* [Goal of the exercise]: Out of all the lines below, count those with the word "this". Give the number only.

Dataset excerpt
* * * * *

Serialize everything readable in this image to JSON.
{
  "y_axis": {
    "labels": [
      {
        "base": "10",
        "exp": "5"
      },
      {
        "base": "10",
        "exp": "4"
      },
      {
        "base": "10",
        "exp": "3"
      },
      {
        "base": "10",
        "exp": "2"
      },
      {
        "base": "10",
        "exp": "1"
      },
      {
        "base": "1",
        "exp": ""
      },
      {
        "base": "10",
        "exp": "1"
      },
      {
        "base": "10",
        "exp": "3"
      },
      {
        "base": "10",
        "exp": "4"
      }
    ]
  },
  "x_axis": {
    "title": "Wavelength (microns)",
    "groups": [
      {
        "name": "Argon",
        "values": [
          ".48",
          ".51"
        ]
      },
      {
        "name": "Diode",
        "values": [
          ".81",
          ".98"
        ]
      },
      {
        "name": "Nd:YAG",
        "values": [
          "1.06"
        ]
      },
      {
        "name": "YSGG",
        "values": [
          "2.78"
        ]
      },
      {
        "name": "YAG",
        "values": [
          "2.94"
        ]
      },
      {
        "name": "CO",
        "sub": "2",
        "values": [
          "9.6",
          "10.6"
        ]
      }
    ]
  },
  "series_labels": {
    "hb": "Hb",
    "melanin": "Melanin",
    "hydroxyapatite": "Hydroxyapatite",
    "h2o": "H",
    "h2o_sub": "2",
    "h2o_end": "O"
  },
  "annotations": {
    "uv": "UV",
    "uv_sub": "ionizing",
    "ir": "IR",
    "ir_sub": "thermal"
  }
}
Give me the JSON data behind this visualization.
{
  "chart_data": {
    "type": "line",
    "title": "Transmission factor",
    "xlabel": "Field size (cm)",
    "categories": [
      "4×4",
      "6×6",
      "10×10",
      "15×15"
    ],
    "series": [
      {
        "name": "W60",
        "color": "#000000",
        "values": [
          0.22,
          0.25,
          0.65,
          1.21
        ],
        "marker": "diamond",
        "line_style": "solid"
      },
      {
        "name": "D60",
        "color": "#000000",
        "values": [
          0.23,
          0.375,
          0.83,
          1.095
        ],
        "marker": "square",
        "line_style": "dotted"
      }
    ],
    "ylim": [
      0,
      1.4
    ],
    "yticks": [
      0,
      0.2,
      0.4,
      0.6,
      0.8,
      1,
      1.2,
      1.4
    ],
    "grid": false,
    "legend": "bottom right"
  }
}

* * * * *

* [Result below]: 2